Each record below should be output verbatim, without pictures.

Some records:
========

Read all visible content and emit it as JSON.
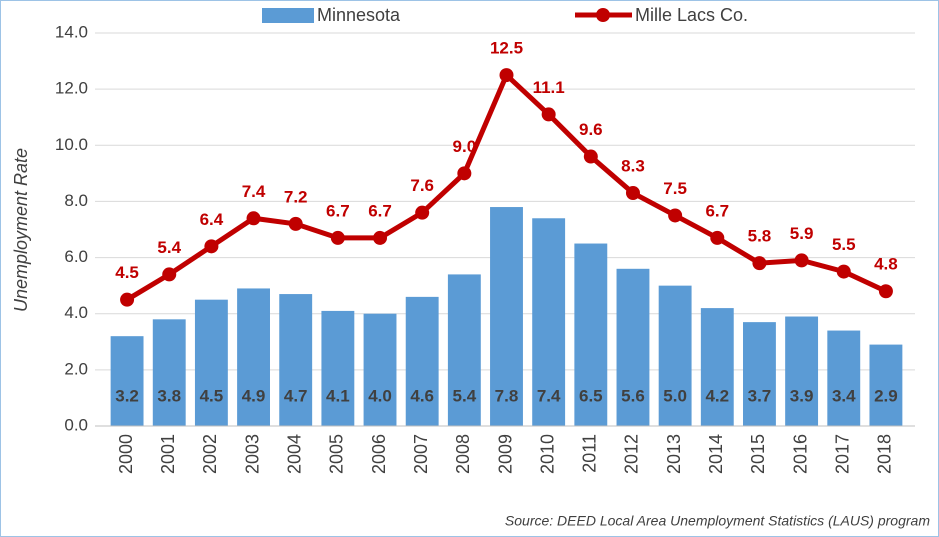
{
  "chart_data": {
    "type": "bar_line",
    "y_label": "Unemployment Rate",
    "source": "Source: DEED Local Area Unemployment Statistics (LAUS) program",
    "categories": [
      "2000",
      "2001",
      "2002",
      "2003",
      "2004",
      "2005",
      "2006",
      "2007",
      "2008",
      "2009",
      "2010",
      "2011",
      "2012",
      "2013",
      "2014",
      "2015",
      "2016",
      "2017",
      "2018"
    ],
    "series": [
      {
        "name": "Minnesota",
        "type": "bar",
        "color": "#5b9bd5",
        "values": [
          3.2,
          3.8,
          4.5,
          4.9,
          4.7,
          4.1,
          4.0,
          4.6,
          5.4,
          7.8,
          7.4,
          6.5,
          5.6,
          5.0,
          4.2,
          3.7,
          3.9,
          3.4,
          2.9
        ],
        "value_labels": [
          "3.2",
          "3.8",
          "4.5",
          "4.9",
          "4.7",
          "4.1",
          "4.0",
          "4.6",
          "5.4",
          "7.8",
          "7.4",
          "6.5",
          "5.6",
          "5.0",
          "4.2",
          "3.7",
          "3.9",
          "3.4",
          "2.9"
        ]
      },
      {
        "name": "Mille Lacs Co.",
        "type": "line",
        "color": "#c00000",
        "values": [
          4.5,
          5.4,
          6.4,
          7.4,
          7.2,
          6.7,
          6.7,
          7.6,
          9.0,
          12.5,
          11.1,
          9.6,
          8.3,
          7.5,
          6.7,
          5.8,
          5.9,
          5.5,
          4.8
        ],
        "value_labels": [
          "4.5",
          "5.4",
          "6.4",
          "7.4",
          "7.2",
          "6.7",
          "6.7",
          "7.6",
          "9.0",
          "12.5",
          "11.1",
          "9.6",
          "8.3",
          "7.5",
          "6.7",
          "5.8",
          "5.9",
          "5.5",
          "4.8"
        ]
      }
    ],
    "ylim": [
      0,
      14
    ],
    "yticks": [
      {
        "value": 0,
        "label": "0.0"
      },
      {
        "value": 2,
        "label": "2.0"
      },
      {
        "value": 4,
        "label": "4.0"
      },
      {
        "value": 6,
        "label": "6.0"
      },
      {
        "value": 8,
        "label": "8.0"
      },
      {
        "value": 10,
        "label": "10.0"
      },
      {
        "value": 12,
        "label": "12.0"
      },
      {
        "value": 14,
        "label": "14.0"
      }
    ],
    "grid": true,
    "legend": "top"
  }
}
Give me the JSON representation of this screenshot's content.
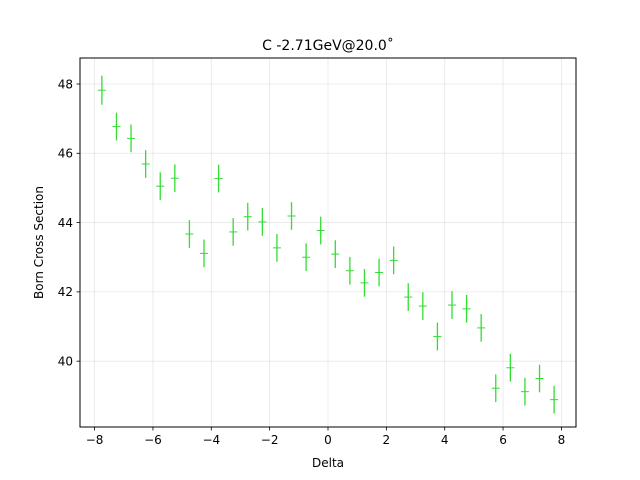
{
  "chart_data": {
    "type": "scatter",
    "title": "C -2.71GeV@20.0˚",
    "xlabel": "Delta",
    "ylabel": "Born Cross Section",
    "xlim": [
      -8.5,
      8.5
    ],
    "ylim": [
      38.1,
      48.75
    ],
    "xticks": [
      -8,
      -6,
      -4,
      -2,
      0,
      2,
      4,
      6,
      8
    ],
    "yticks": [
      40,
      42,
      44,
      46,
      48
    ],
    "grid": true,
    "marker_color": "#33dd33",
    "series": [
      {
        "x": [
          -7.75,
          -7.25,
          -6.75,
          -6.25,
          -5.75,
          -5.25,
          -4.75,
          -4.25,
          -3.75,
          -3.25,
          -2.75,
          -2.25,
          -1.75,
          -1.25,
          -0.75,
          -0.25,
          0.25,
          0.75,
          1.25,
          1.75,
          2.25,
          2.75,
          3.25,
          3.75,
          4.25,
          4.75,
          5.25,
          5.75,
          6.25,
          6.75,
          7.25,
          7.75
        ],
        "y": [
          47.82,
          46.77,
          46.43,
          45.69,
          45.05,
          45.28,
          43.67,
          43.11,
          45.27,
          43.73,
          44.17,
          44.02,
          43.27,
          44.19,
          43.0,
          43.77,
          43.09,
          42.61,
          42.26,
          42.56,
          42.91,
          41.85,
          41.59,
          40.71,
          41.62,
          41.51,
          40.96,
          39.22,
          39.81,
          39.12,
          39.5,
          38.89
        ],
        "yerr": [
          0.42,
          0.4,
          0.4,
          0.4,
          0.4,
          0.4,
          0.4,
          0.4,
          0.4,
          0.4,
          0.4,
          0.4,
          0.4,
          0.4,
          0.4,
          0.4,
          0.4,
          0.4,
          0.4,
          0.4,
          0.4,
          0.4,
          0.4,
          0.4,
          0.4,
          0.4,
          0.4,
          0.4,
          0.4,
          0.4,
          0.4,
          0.4
        ]
      }
    ]
  }
}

========

## WRITTEN RESPONSE
Read all visible content and emit it as JSON.
{
  "chart_data": {
    "type": "bar_line",
    "y_label": "Unemployment Rate",
    "source": "Source: DEED Local Area Unemployment Statistics (LAUS) program",
    "categories": [
      "2000",
      "2001",
      "2002",
      "2003",
      "2004",
      "2005",
      "2006",
      "2007",
      "2008",
      "2009",
      "2010",
      "2011",
      "2012",
      "2013",
      "2014",
      "2015",
      "2016",
      "2017",
      "2018"
    ],
    "series": [
      {
        "name": "Minnesota",
        "type": "bar",
        "color": "#5b9bd5",
        "values": [
          3.2,
          3.8,
          4.5,
          4.9,
          4.7,
          4.1,
          4.0,
          4.6,
          5.4,
          7.8,
          7.4,
          6.5,
          5.6,
          5.0,
          4.2,
          3.7,
          3.9,
          3.4,
          2.9
        ],
        "value_labels": [
          "3.2",
          "3.8",
          "4.5",
          "4.9",
          "4.7",
          "4.1",
          "4.0",
          "4.6",
          "5.4",
          "7.8",
          "7.4",
          "6.5",
          "5.6",
          "5.0",
          "4.2",
          "3.7",
          "3.9",
          "3.4",
          "2.9"
        ]
      },
      {
        "name": "Mille Lacs Co.",
        "type": "line",
        "color": "#c00000",
        "values": [
          4.5,
          5.4,
          6.4,
          7.4,
          7.2,
          6.7,
          6.7,
          7.6,
          9.0,
          12.5,
          11.1,
          9.6,
          8.3,
          7.5,
          6.7,
          5.8,
          5.9,
          5.5,
          4.8
        ],
        "value_labels": [
          "4.5",
          "5.4",
          "6.4",
          "7.4",
          "7.2",
          "6.7",
          "6.7",
          "7.6",
          "9.0",
          "12.5",
          "11.1",
          "9.6",
          "8.3",
          "7.5",
          "6.7",
          "5.8",
          "5.9",
          "5.5",
          "4.8"
        ]
      }
    ],
    "ylim": [
      0,
      14
    ],
    "yticks": [
      {
        "value": 0,
        "label": "0.0"
      },
      {
        "value": 2,
        "label": "2.0"
      },
      {
        "value": 4,
        "label": "4.0"
      },
      {
        "value": 6,
        "label": "6.0"
      },
      {
        "value": 8,
        "label": "8.0"
      },
      {
        "value": 10,
        "label": "10.0"
      },
      {
        "value": 12,
        "label": "12.0"
      },
      {
        "value": 14,
        "label": "14.0"
      }
    ],
    "grid": true,
    "legend": "top"
  }
}
Give me the JSON representation of this screenshot's content.
{
  "chart_data": {
    "type": "scatter",
    "title": "C -2.71GeV@20.0˚",
    "xlabel": "Delta",
    "ylabel": "Born Cross Section",
    "xlim": [
      -8.5,
      8.5
    ],
    "ylim": [
      38.1,
      48.75
    ],
    "xticks": [
      -8,
      -6,
      -4,
      -2,
      0,
      2,
      4,
      6,
      8
    ],
    "yticks": [
      40,
      42,
      44,
      46,
      48
    ],
    "grid": true,
    "marker_color": "#33dd33",
    "series": [
      {
        "x": [
          -7.75,
          -7.25,
          -6.75,
          -6.25,
          -5.75,
          -5.25,
          -4.75,
          -4.25,
          -3.75,
          -3.25,
          -2.75,
          -2.25,
          -1.75,
          -1.25,
          -0.75,
          -0.25,
          0.25,
          0.75,
          1.25,
          1.75,
          2.25,
          2.75,
          3.25,
          3.75,
          4.25,
          4.75,
          5.25,
          5.75,
          6.25,
          6.75,
          7.25,
          7.75
        ],
        "y": [
          47.82,
          46.77,
          46.43,
          45.69,
          45.05,
          45.28,
          43.67,
          43.11,
          45.27,
          43.73,
          44.17,
          44.02,
          43.27,
          44.19,
          43.0,
          43.77,
          43.09,
          42.61,
          42.26,
          42.56,
          42.91,
          41.85,
          41.59,
          40.71,
          41.62,
          41.51,
          40.96,
          39.22,
          39.81,
          39.12,
          39.5,
          38.89
        ],
        "yerr": [
          0.42,
          0.4,
          0.4,
          0.4,
          0.4,
          0.4,
          0.4,
          0.4,
          0.4,
          0.4,
          0.4,
          0.4,
          0.4,
          0.4,
          0.4,
          0.4,
          0.4,
          0.4,
          0.4,
          0.4,
          0.4,
          0.4,
          0.4,
          0.4,
          0.4,
          0.4,
          0.4,
          0.4,
          0.4,
          0.4,
          0.4,
          0.4
        ]
      }
    ]
  }
}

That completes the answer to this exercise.